PROBLEM TO SOLVE:
Below are records to transcribe exactly, without their pictures.

TASK MATERIAL:

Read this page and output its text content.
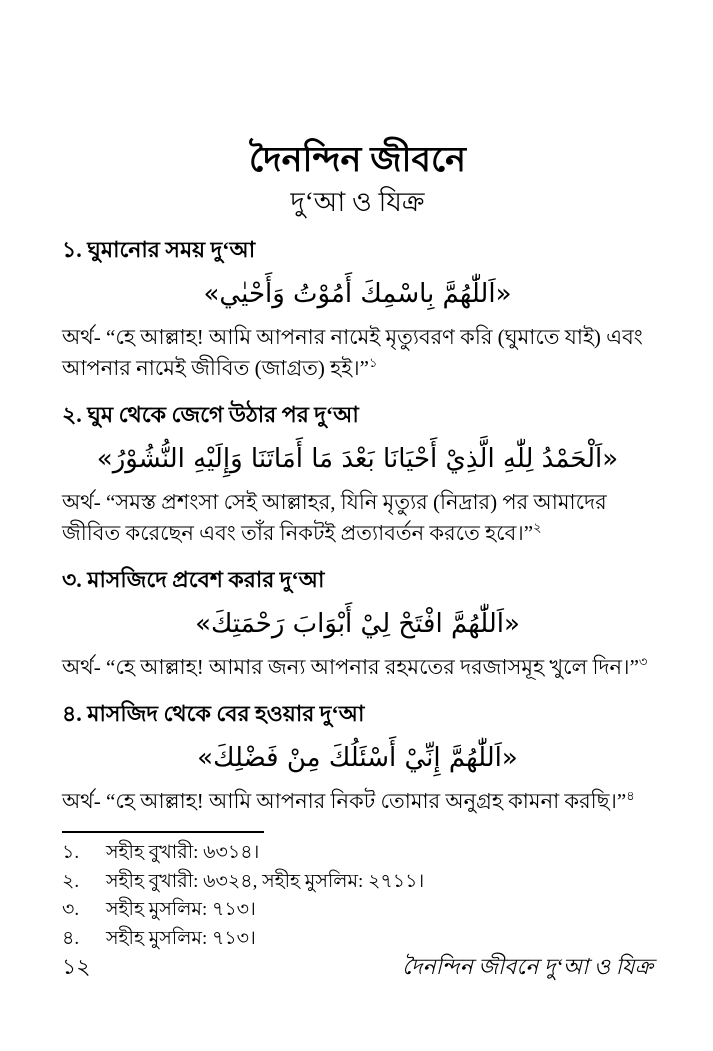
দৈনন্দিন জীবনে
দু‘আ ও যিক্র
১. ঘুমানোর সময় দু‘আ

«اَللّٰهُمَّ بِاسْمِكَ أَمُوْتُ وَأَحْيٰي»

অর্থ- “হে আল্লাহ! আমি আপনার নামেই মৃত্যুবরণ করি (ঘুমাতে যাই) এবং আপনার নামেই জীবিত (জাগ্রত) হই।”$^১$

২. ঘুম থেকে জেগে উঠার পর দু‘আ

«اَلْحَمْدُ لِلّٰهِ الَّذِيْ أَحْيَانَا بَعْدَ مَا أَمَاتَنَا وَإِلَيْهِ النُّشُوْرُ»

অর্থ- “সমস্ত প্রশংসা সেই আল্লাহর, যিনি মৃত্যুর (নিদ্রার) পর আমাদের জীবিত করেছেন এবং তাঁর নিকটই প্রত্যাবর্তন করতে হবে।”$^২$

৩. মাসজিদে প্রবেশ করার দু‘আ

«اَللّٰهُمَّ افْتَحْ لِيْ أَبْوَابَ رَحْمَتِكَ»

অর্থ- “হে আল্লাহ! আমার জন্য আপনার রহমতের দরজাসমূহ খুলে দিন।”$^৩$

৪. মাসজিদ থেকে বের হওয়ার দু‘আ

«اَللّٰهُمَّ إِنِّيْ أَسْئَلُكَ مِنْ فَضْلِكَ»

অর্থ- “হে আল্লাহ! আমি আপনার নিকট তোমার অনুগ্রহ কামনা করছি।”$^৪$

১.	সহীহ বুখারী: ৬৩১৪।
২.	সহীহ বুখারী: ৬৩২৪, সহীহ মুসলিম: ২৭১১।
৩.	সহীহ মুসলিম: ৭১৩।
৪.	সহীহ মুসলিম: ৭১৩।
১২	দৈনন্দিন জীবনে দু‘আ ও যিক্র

THE REPLY:
Read this page and output its text content.
দৈনন্দিন জীবনে
দু‘আ ও যিক্র
১. ঘুমানোর সময় দু‘আ

«اَللّٰهُمَّ بِاسْمِكَ أَمُوْتُ وَأَحْيٰي»

অর্থ- “হে আল্লাহ! আমি আপনার নামেই মৃত্যুবরণ করি (ঘুমাতে যাই) এবং আপনার নামেই জীবিত (জাগ্রত) হই।”$^১$

২. ঘুম থেকে জেগে উঠার পর দু‘আ

«اَلْحَمْدُ لِلّٰهِ الَّذِيْ أَحْيَانَا بَعْدَ مَا أَمَاتَنَا وَإِلَيْهِ النُّشُوْرُ»

অর্থ- “সমস্ত প্রশংসা সেই আল্লাহর, যিনি মৃত্যুর (নিদ্রার) পর আমাদের জীবিত করেছেন এবং তাঁর নিকটই প্রত্যাবর্তন করতে হবে।”$^২$

৩. মাসজিদে প্রবেশ করার দু‘আ

«اَللّٰهُمَّ افْتَحْ لِيْ أَبْوَابَ رَحْمَتِكَ»

অর্থ- “হে আল্লাহ! আমার জন্য আপনার রহমতের দরজাসমূহ খুলে দিন।”$^৩$

৪. মাসজিদ থেকে বের হওয়ার দু‘আ

«اَللّٰهُمَّ إِنِّيْ أَسْئَلُكَ مِنْ فَضْلِكَ»

অর্থ- “হে আল্লাহ! আমি আপনার নিকট তোমার অনুগ্রহ কামনা করছি।”$^৪$

১.	সহীহ বুখারী: ৬৩১৪।
২.	সহীহ বুখারী: ৬৩২৪, সহীহ মুসলিম: ২৭১১।
৩.	সহীহ মুসলিম: ৭১৩।
৪.	সহীহ মুসলিম: ৭১৩।
১২	দৈনন্দিন জীবনে দু‘আ ও যিক্র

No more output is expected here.